● Stated goal
Output each line exactly as it appears, skipping any embedded picture.

** BEGIN Supplied records **

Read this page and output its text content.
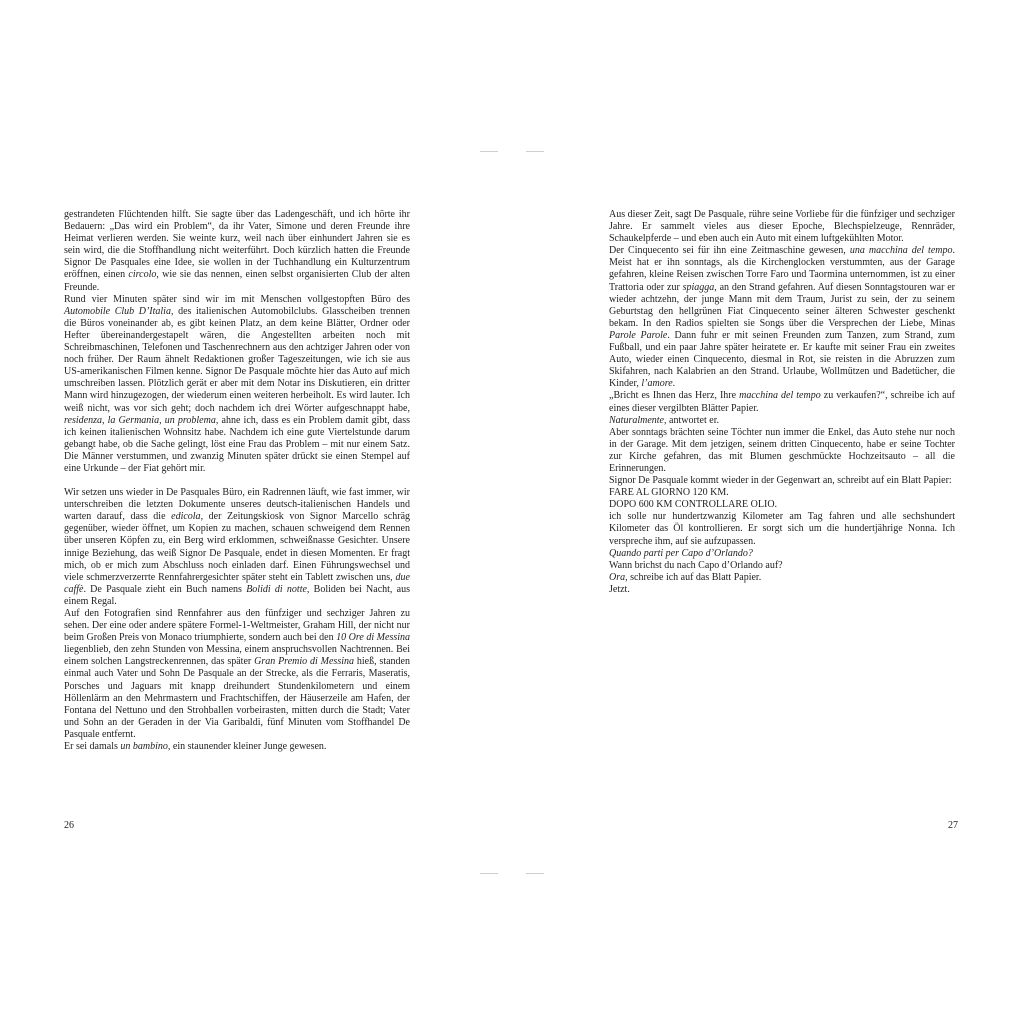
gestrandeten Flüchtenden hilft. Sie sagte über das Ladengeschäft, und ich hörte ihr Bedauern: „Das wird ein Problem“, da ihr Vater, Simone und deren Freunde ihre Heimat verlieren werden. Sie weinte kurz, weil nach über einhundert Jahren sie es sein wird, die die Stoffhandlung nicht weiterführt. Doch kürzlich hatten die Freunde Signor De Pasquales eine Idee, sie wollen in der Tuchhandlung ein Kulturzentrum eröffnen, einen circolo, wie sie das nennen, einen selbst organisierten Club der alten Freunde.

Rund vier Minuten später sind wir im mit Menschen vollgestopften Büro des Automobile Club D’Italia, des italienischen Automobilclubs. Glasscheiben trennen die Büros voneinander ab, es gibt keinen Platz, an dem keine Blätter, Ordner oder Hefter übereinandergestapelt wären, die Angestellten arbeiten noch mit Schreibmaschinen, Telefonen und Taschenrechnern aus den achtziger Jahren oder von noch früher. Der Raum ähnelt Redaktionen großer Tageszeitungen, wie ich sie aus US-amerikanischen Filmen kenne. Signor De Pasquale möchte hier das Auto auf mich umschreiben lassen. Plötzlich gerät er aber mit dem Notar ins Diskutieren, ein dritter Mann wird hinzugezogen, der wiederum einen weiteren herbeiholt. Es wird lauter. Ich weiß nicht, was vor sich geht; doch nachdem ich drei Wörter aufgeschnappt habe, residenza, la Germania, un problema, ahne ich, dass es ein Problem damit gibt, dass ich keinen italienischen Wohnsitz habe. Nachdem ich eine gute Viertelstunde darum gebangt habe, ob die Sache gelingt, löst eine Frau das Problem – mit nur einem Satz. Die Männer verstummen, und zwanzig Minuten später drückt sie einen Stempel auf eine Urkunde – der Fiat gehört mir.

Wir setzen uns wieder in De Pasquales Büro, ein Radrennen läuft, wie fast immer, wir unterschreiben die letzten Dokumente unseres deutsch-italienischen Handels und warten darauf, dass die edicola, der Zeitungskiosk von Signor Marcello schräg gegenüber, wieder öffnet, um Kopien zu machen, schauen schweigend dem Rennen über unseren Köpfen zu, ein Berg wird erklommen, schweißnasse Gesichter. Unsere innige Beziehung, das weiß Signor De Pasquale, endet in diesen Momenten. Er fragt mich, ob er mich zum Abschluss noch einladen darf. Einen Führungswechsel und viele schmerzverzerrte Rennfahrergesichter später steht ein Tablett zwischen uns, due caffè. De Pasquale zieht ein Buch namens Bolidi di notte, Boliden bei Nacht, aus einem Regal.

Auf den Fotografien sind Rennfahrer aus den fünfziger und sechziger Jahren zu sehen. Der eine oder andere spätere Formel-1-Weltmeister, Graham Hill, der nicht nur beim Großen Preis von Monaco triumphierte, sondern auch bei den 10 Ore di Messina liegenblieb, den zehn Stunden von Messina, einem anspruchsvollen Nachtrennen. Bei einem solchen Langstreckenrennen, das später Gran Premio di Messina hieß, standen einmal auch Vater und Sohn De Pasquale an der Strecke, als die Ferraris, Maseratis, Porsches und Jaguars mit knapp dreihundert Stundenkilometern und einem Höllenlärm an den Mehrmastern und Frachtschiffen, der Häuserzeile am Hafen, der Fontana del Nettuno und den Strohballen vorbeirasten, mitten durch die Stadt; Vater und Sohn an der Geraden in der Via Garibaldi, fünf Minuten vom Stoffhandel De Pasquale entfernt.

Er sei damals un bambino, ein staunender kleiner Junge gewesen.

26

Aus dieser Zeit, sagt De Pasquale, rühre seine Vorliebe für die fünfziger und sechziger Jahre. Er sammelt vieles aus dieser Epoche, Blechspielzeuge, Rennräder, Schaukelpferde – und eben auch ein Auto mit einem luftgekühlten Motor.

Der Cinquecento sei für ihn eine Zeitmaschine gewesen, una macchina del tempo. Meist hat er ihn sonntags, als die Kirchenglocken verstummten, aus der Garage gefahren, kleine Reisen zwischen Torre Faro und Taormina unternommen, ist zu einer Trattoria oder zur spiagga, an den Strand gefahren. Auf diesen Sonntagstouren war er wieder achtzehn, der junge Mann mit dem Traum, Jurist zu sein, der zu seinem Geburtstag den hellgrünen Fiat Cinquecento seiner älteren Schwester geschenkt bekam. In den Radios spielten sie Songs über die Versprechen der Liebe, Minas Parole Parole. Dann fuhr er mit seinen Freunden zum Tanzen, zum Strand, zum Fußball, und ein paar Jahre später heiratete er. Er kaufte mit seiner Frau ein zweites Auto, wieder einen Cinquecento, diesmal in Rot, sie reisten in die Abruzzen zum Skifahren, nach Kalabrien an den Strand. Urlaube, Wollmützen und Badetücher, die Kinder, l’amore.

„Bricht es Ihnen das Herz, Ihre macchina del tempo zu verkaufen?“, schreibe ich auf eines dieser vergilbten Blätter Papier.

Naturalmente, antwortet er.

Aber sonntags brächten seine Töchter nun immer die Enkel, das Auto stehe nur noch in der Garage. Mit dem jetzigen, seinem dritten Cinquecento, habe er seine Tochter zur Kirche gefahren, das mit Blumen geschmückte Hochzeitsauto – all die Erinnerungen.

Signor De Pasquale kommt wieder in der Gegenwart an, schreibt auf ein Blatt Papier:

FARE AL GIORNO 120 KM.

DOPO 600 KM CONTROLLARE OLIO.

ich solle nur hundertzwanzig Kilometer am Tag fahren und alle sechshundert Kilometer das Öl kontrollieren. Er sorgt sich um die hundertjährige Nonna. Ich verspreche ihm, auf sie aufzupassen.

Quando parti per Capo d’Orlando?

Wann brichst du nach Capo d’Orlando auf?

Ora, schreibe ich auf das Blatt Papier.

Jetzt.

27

** END Supplied records **

● Task solution
Read this page and output its text content.
gestrandeten Flüchtenden hilft. Sie sagte über das Ladengeschäft, und ich hörte ihr Bedauern: „Das wird ein Problem“, da ihr Vater, Simone und deren Freunde ihre Heimat verlieren werden. Sie weinte kurz, weil nach über einhundert Jahren sie es sein wird, die die Stoffhandlung nicht weiterführt. Doch kürzlich hatten die Freunde Signor De Pasquales eine Idee, sie wollen in der Tuchhandlung ein Kulturzentrum eröffnen, einen circolo, wie sie das nennen, einen selbst organisierten Club der alten Freunde.

Rund vier Minuten später sind wir im mit Menschen vollgestopften Büro des Automobile Club D’Italia, des italienischen Automobilclubs. Glasscheiben trennen die Büros voneinander ab, es gibt keinen Platz, an dem keine Blätter, Ordner oder Hefter übereinandergestapelt wären, die Angestellten arbeiten noch mit Schreibmaschinen, Telefonen und Taschenrechnern aus den achtziger Jahren oder von noch früher. Der Raum ähnelt Redaktionen großer Tageszeitungen, wie ich sie aus US-amerikanischen Filmen kenne. Signor De Pasquale möchte hier das Auto auf mich umschreiben lassen. Plötzlich gerät er aber mit dem Notar ins Diskutieren, ein dritter Mann wird hinzugezogen, der wiederum einen weiteren herbeiholt. Es wird lauter. Ich weiß nicht, was vor sich geht; doch nachdem ich drei Wörter aufgeschnappt habe, residenza, la Germania, un problema, ahne ich, dass es ein Problem damit gibt, dass ich keinen italienischen Wohnsitz habe. Nachdem ich eine gute Viertelstunde darum gebangt habe, ob die Sache gelingt, löst eine Frau das Problem – mit nur einem Satz. Die Männer verstummen, und zwanzig Minuten später drückt sie einen Stempel auf eine Urkunde – der Fiat gehört mir.

Wir setzen uns wieder in De Pasquales Büro, ein Radrennen läuft, wie fast immer, wir unterschreiben die letzten Dokumente unseres deutsch-italienischen Handels und warten darauf, dass die edicola, der Zeitungskiosk von Signor Marcello schräg gegenüber, wieder öffnet, um Kopien zu machen, schauen schweigend dem Rennen über unseren Köpfen zu, ein Berg wird erklommen, schweißnasse Gesichter. Unsere innige Beziehung, das weiß Signor De Pasquale, endet in diesen Momenten. Er fragt mich, ob er mich zum Abschluss noch einladen darf. Einen Führungswechsel und viele schmerzverzerrte Rennfahrergesichter später steht ein Tablett zwischen uns, due caffè. De Pasquale zieht ein Buch namens Bolidi di notte, Boliden bei Nacht, aus einem Regal.

Auf den Fotografien sind Rennfahrer aus den fünfziger und sechziger Jahren zu sehen. Der eine oder andere spätere Formel-1-Weltmeister, Graham Hill, der nicht nur beim Großen Preis von Monaco triumphierte, sondern auch bei den 10 Ore di Messina liegenblieb, den zehn Stunden von Messina, einem anspruchsvollen Nachtrennen. Bei einem solchen Langstreckenrennen, das später Gran Premio di Messina hieß, standen einmal auch Vater und Sohn De Pasquale an der Strecke, als die Ferraris, Maseratis, Porsches und Jaguars mit knapp dreihundert Stundenkilometern und einem Höllenlärm an den Mehrmastern und Frachtschiffen, der Häuserzeile am Hafen, der Fontana del Nettuno und den Strohballen vorbeirasten, mitten durch die Stadt; Vater und Sohn an der Geraden in der Via Garibaldi, fünf Minuten vom Stoffhandel De Pasquale entfernt.

Er sei damals un bambino, ein staunender kleiner Junge gewesen.

26

Aus dieser Zeit, sagt De Pasquale, rühre seine Vorliebe für die fünfziger und sechziger Jahre. Er sammelt vieles aus dieser Epoche, Blechspielzeuge, Rennräder, Schaukelpferde – und eben auch ein Auto mit einem luftgekühlten Motor.

Der Cinquecento sei für ihn eine Zeitmaschine gewesen, una macchina del tempo. Meist hat er ihn sonntags, als die Kirchenglocken verstummten, aus der Garage gefahren, kleine Reisen zwischen Torre Faro und Taormina unternommen, ist zu einer Trattoria oder zur spiagga, an den Strand gefahren. Auf diesen Sonntagstouren war er wieder achtzehn, der junge Mann mit dem Traum, Jurist zu sein, der zu seinem Geburtstag den hellgrünen Fiat Cinquecento seiner älteren Schwester geschenkt bekam. In den Radios spielten sie Songs über die Versprechen der Liebe, Minas Parole Parole. Dann fuhr er mit seinen Freunden zum Tanzen, zum Strand, zum Fußball, und ein paar Jahre später heiratete er. Er kaufte mit seiner Frau ein zweites Auto, wieder einen Cinquecento, diesmal in Rot, sie reisten in die Abruzzen zum Skifahren, nach Kalabrien an den Strand. Urlaube, Wollmützen und Badetücher, die Kinder, l’amore.

„Bricht es Ihnen das Herz, Ihre macchina del tempo zu verkaufen?“, schreibe ich auf eines dieser vergilbten Blätter Papier.

Naturalmente, antwortet er.

Aber sonntags brächten seine Töchter nun immer die Enkel, das Auto stehe nur noch in der Garage. Mit dem jetzigen, seinem dritten Cinquecento, habe er seine Tochter zur Kirche gefahren, das mit Blumen geschmückte Hochzeitsauto – all die Erinnerungen.

Signor De Pasquale kommt wieder in der Gegenwart an, schreibt auf ein Blatt Papier:

FARE AL GIORNO 120 KM.

DOPO 600 KM CONTROLLARE OLIO.

ich solle nur hundertzwanzig Kilometer am Tag fahren und alle sechshundert Kilometer das Öl kontrollieren. Er sorgt sich um die hundertjährige Nonna. Ich verspreche ihm, auf sie aufzupassen.

Quando parti per Capo d’Orlando?

Wann brichst du nach Capo d’Orlando auf?

Ora, schreibe ich auf das Blatt Papier.

Jetzt.

27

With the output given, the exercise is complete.